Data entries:
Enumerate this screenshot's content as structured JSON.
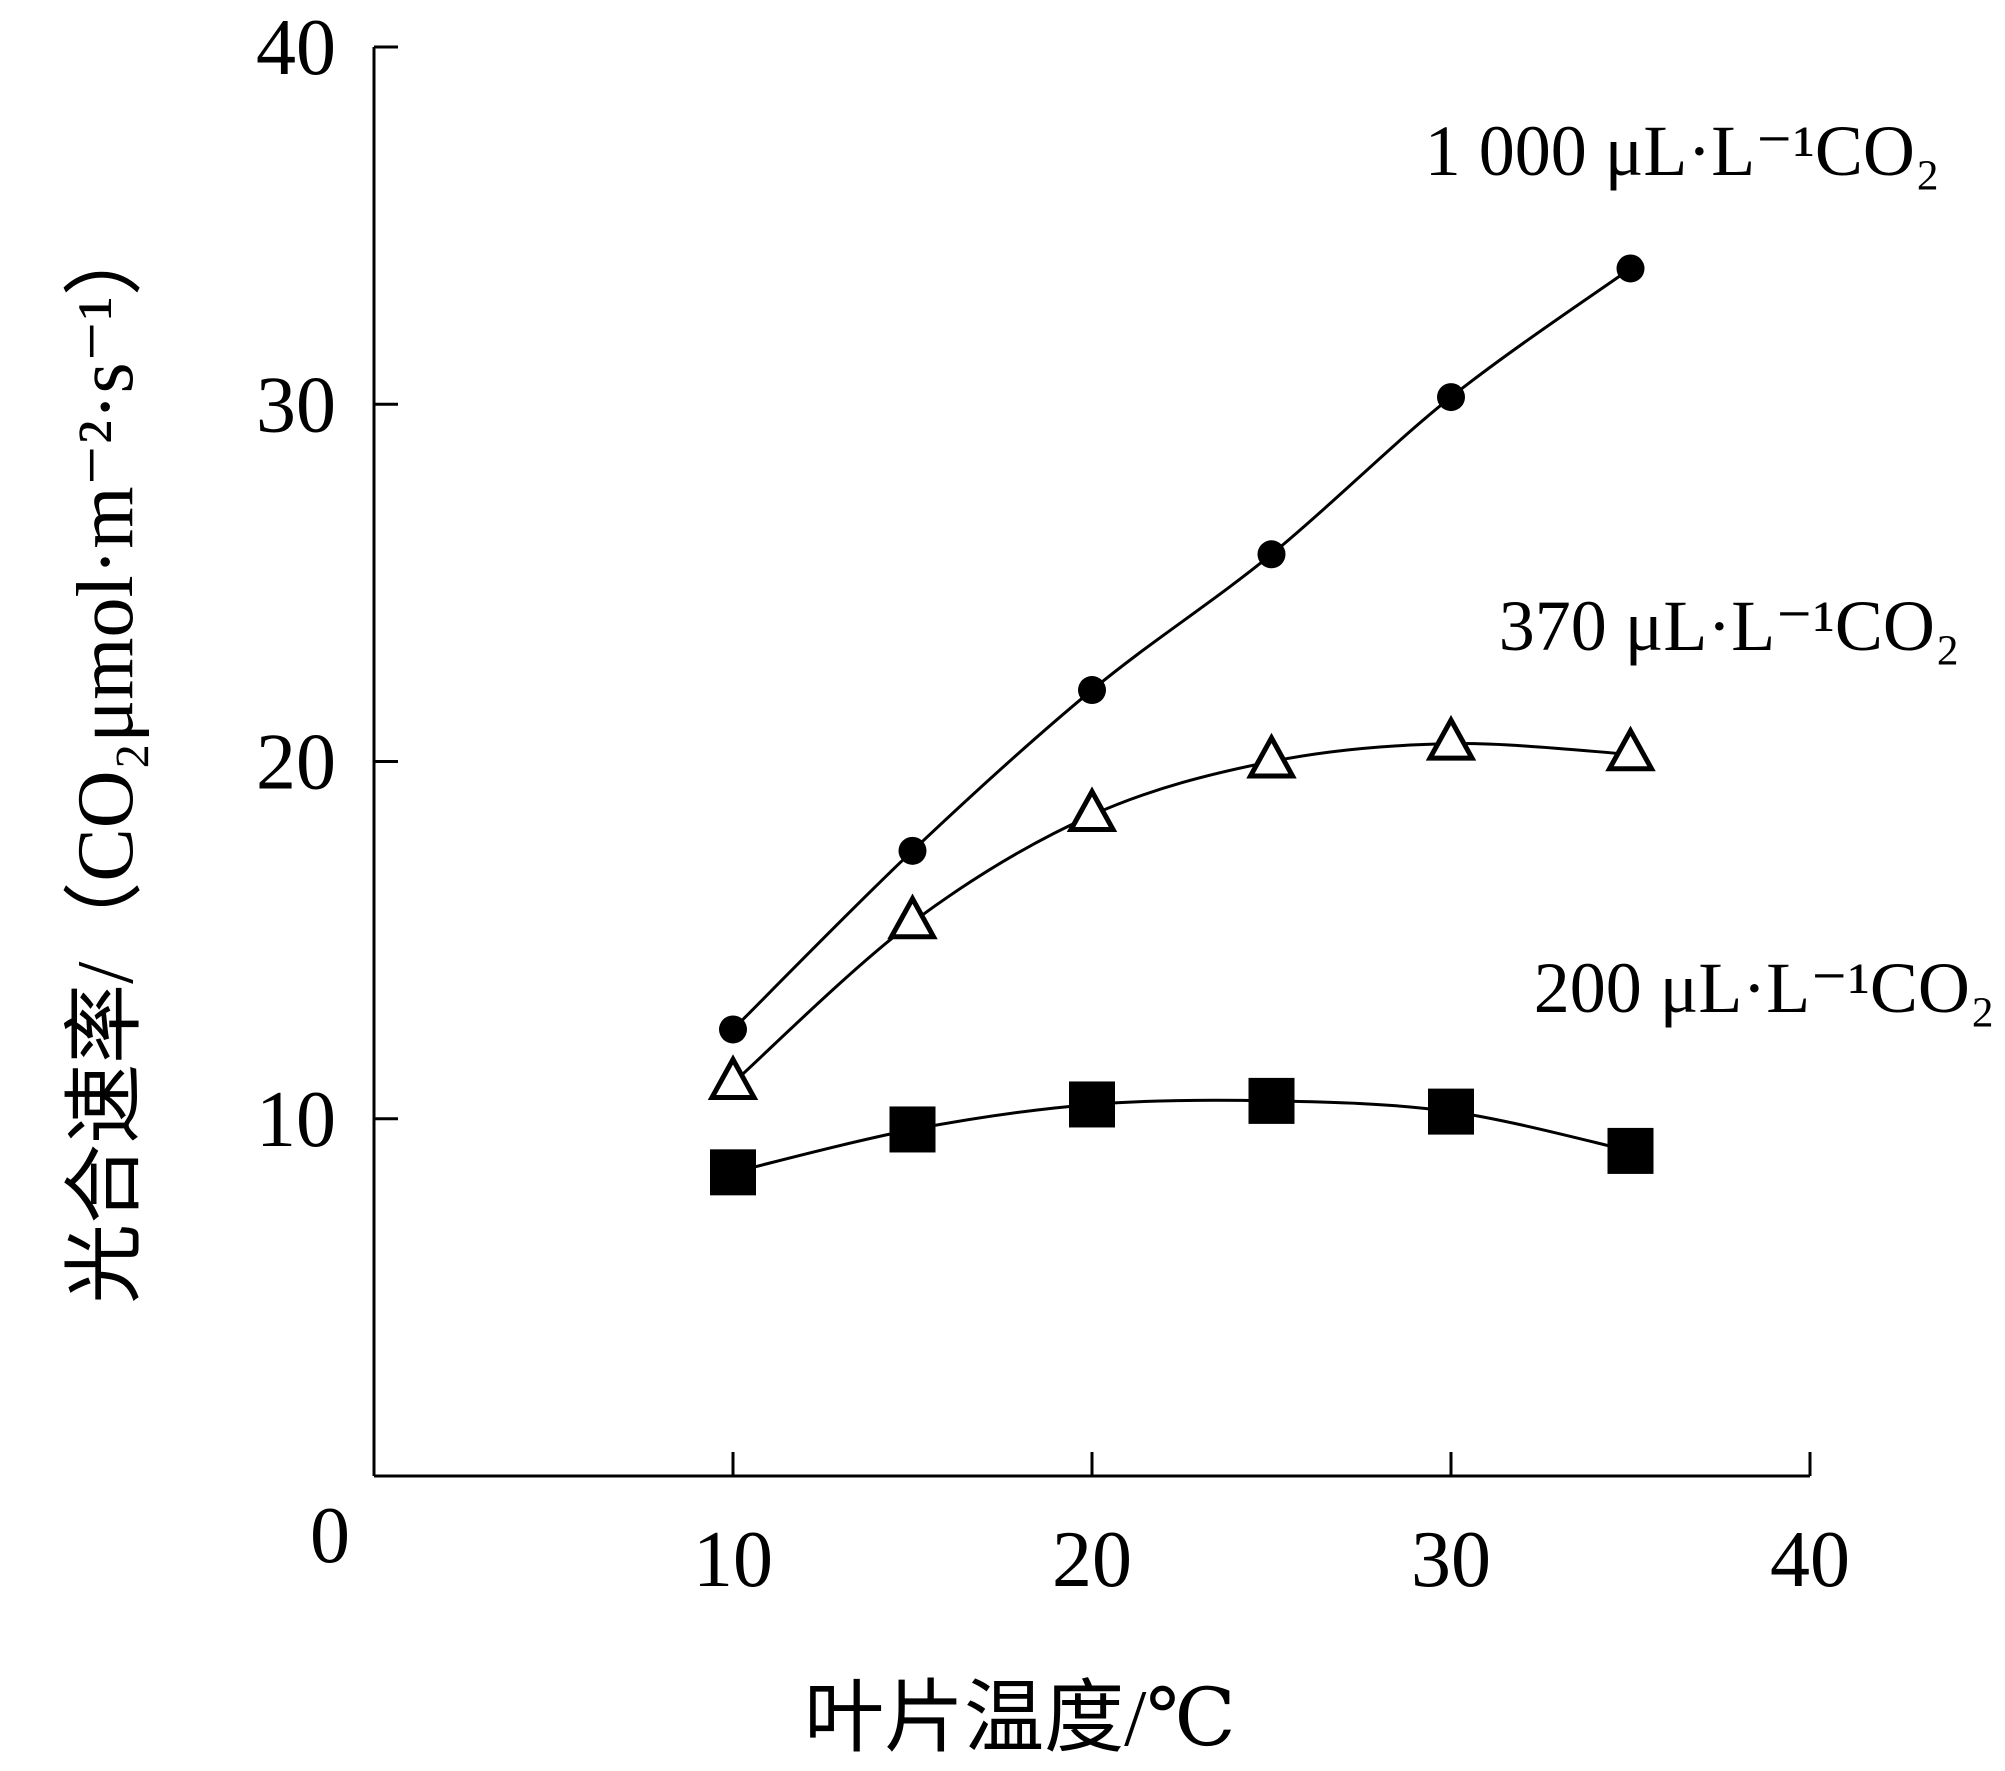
{
  "chart_data": {
    "type": "line",
    "xlabel": "叶片温度/℃",
    "ylabel": "光合速率/（CO₂μmol·m⁻²·s⁻¹）",
    "xlim": [
      0,
      40
    ],
    "ylim": [
      0,
      40
    ],
    "x_ticks": [
      "10",
      "20",
      "30",
      "40"
    ],
    "y_ticks": [
      "10",
      "20",
      "30",
      "40"
    ],
    "origin_label": "0",
    "grid": false,
    "series": [
      {
        "name": "1 000 μL·L⁻¹CO₂",
        "marker": "filled-circle",
        "x": [
          10,
          15,
          20,
          25,
          30,
          35
        ],
        "y": [
          12.5,
          17.5,
          22.0,
          25.8,
          30.2,
          33.8
        ]
      },
      {
        "name": "370 μL·L⁻¹CO₂",
        "marker": "open-triangle",
        "x": [
          10,
          15,
          20,
          25,
          30,
          35
        ],
        "y": [
          11.0,
          15.5,
          18.5,
          20.0,
          20.5,
          20.2
        ]
      },
      {
        "name": "200 μL·L⁻¹CO₂",
        "marker": "filled-square",
        "x": [
          10,
          15,
          20,
          25,
          30,
          35
        ],
        "y": [
          8.5,
          9.7,
          10.4,
          10.5,
          10.2,
          9.1
        ]
      }
    ]
  }
}
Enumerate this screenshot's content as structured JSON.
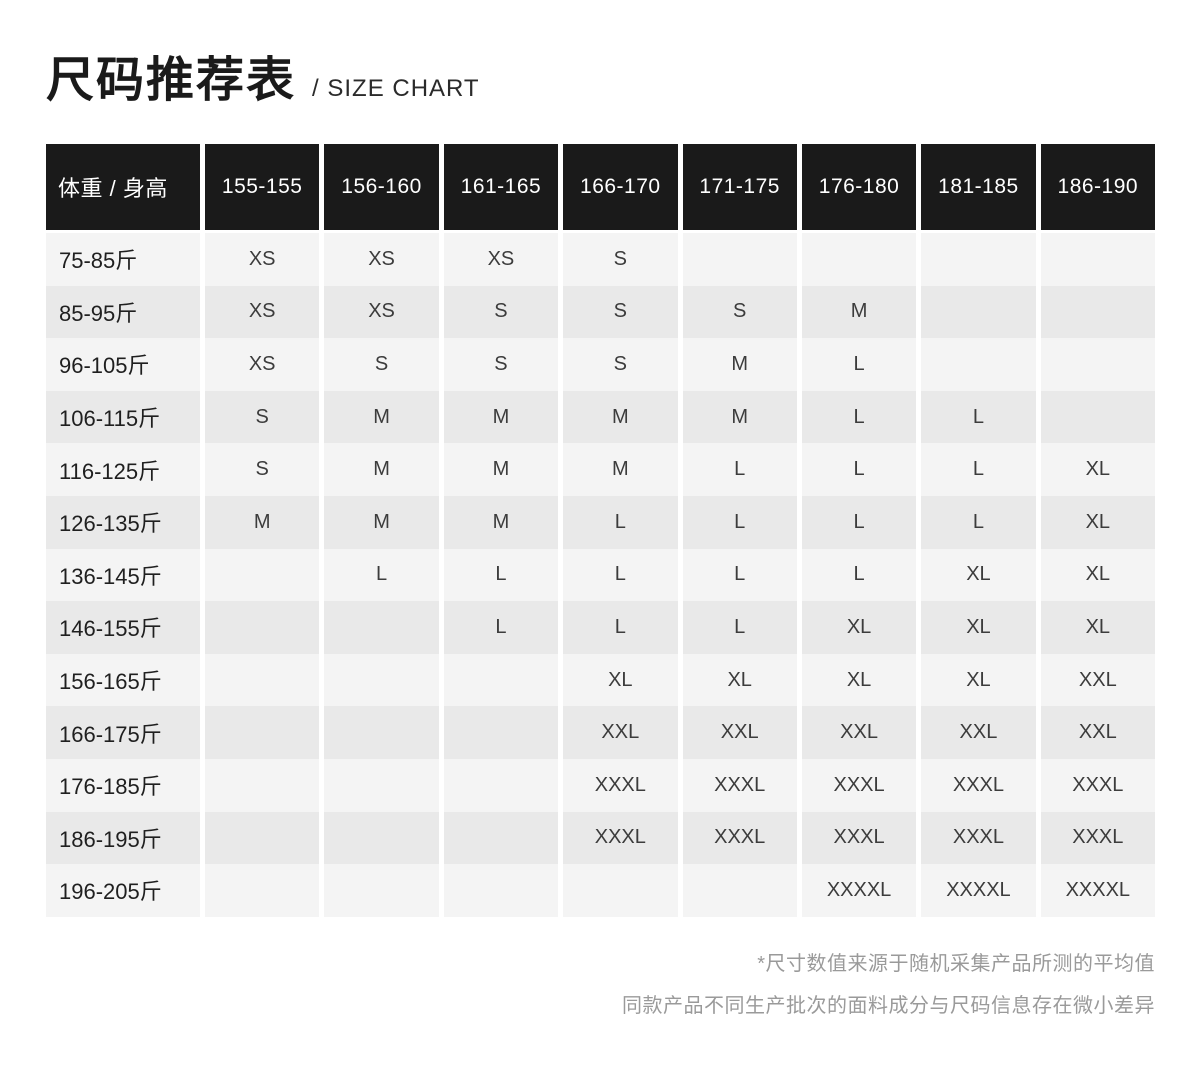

YOUR GOAL
Search the lines for the string "filled" and copy every line that has it.

WRITTEN SOLUTION
        "marker": "filled-circle",
        "marker": "filled-square",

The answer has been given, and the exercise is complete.